## GOAL OF THE EXERCISE:
The data below should be restated word for word, with every picture omitted.

[Chart and figure data]
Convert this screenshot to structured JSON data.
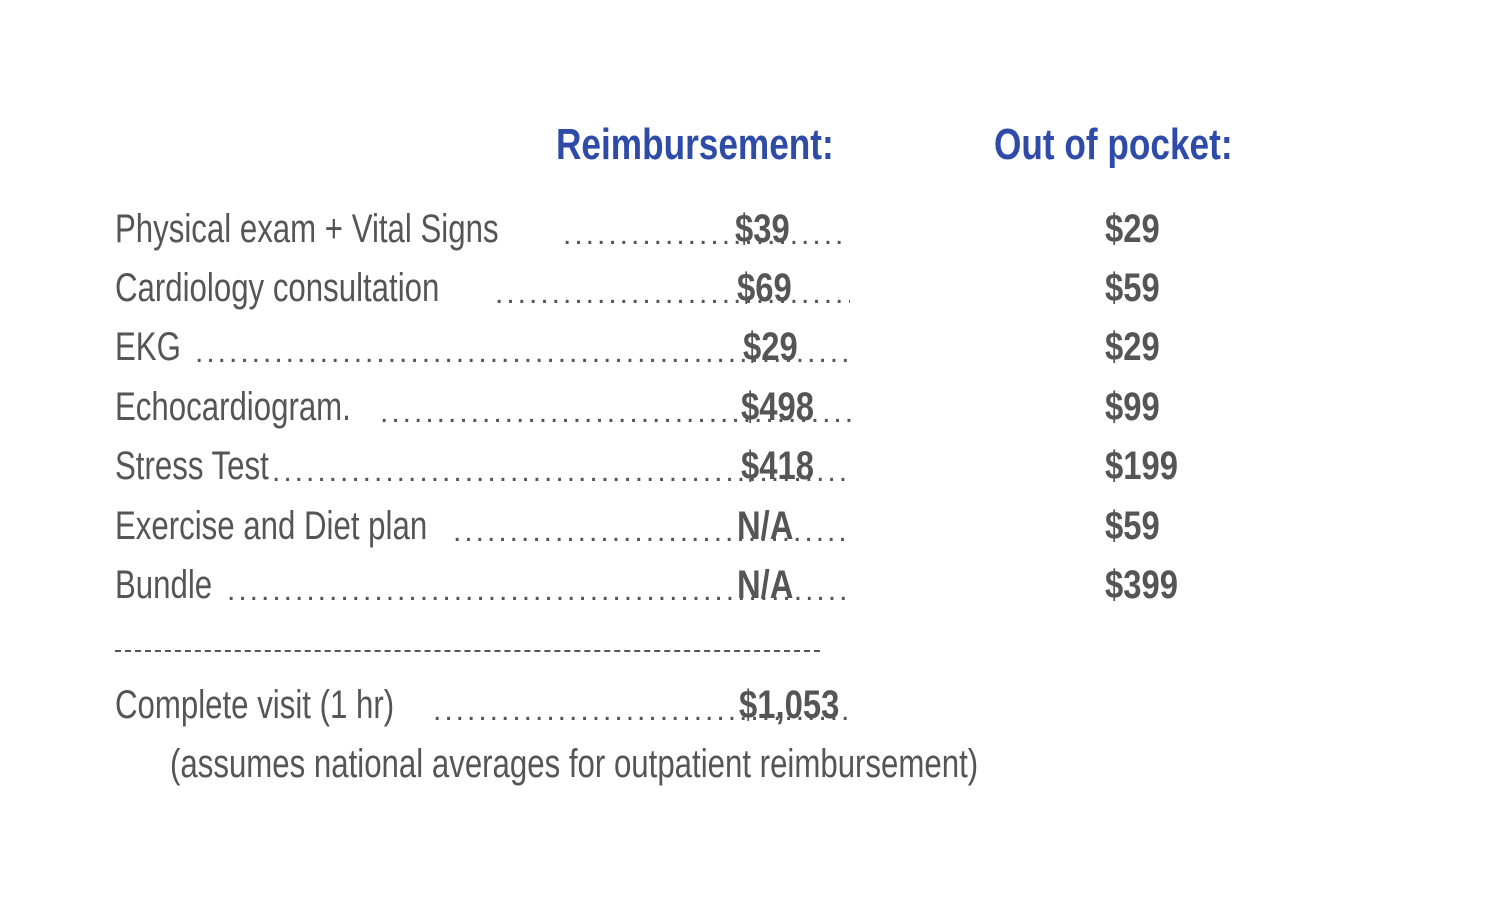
{
  "headers": {
    "reimbursement": "Reimbursement:",
    "out_of_pocket": "Out of pocket:"
  },
  "rows": [
    {
      "label": "Physical exam + Vital Signs",
      "reimbursement": "$39",
      "out_of_pocket": "$29"
    },
    {
      "label": "Cardiology consultation",
      "reimbursement": "$69",
      "out_of_pocket": "$59"
    },
    {
      "label": "EKG",
      "reimbursement": "$29",
      "out_of_pocket": "$29"
    },
    {
      "label": "Echocardiogram.",
      "reimbursement": "$498",
      "out_of_pocket": "$99"
    },
    {
      "label": "Stress Test",
      "reimbursement": "$418",
      "out_of_pocket": "$199"
    },
    {
      "label": "Exercise and Diet plan",
      "reimbursement": "N/A",
      "out_of_pocket": "$59"
    },
    {
      "label": "Bundle",
      "reimbursement": "N/A",
      "out_of_pocket": "$399"
    }
  ],
  "total": {
    "label": "Complete visit (1 hr)",
    "reimbursement": "$1,053"
  },
  "footnote": "(assumes national averages for outpatient reimbursement)",
  "colors": {
    "header": "#2f4ba8",
    "text": "#555555"
  }
}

## TASK RESPONSE:
Convert this screenshot to structured JSON data.
{
  "headers": {
    "reimbursement": "Reimbursement:",
    "out_of_pocket": "Out of pocket:"
  },
  "rows": [
    {
      "label": "Physical exam + Vital Signs",
      "reimbursement": "$39",
      "out_of_pocket": "$29"
    },
    {
      "label": "Cardiology consultation",
      "reimbursement": "$69",
      "out_of_pocket": "$59"
    },
    {
      "label": "EKG",
      "reimbursement": "$29",
      "out_of_pocket": "$29"
    },
    {
      "label": "Echocardiogram.",
      "reimbursement": "$498",
      "out_of_pocket": "$99"
    },
    {
      "label": "Stress Test",
      "reimbursement": "$418",
      "out_of_pocket": "$199"
    },
    {
      "label": "Exercise and Diet plan",
      "reimbursement": "N/A",
      "out_of_pocket": "$59"
    },
    {
      "label": "Bundle",
      "reimbursement": "N/A",
      "out_of_pocket": "$399"
    }
  ],
  "total": {
    "label": "Complete visit (1 hr)",
    "reimbursement": "$1,053"
  },
  "footnote": "(assumes national averages for outpatient reimbursement)",
  "colors": {
    "header": "#2f4ba8",
    "text": "#555555"
  }
}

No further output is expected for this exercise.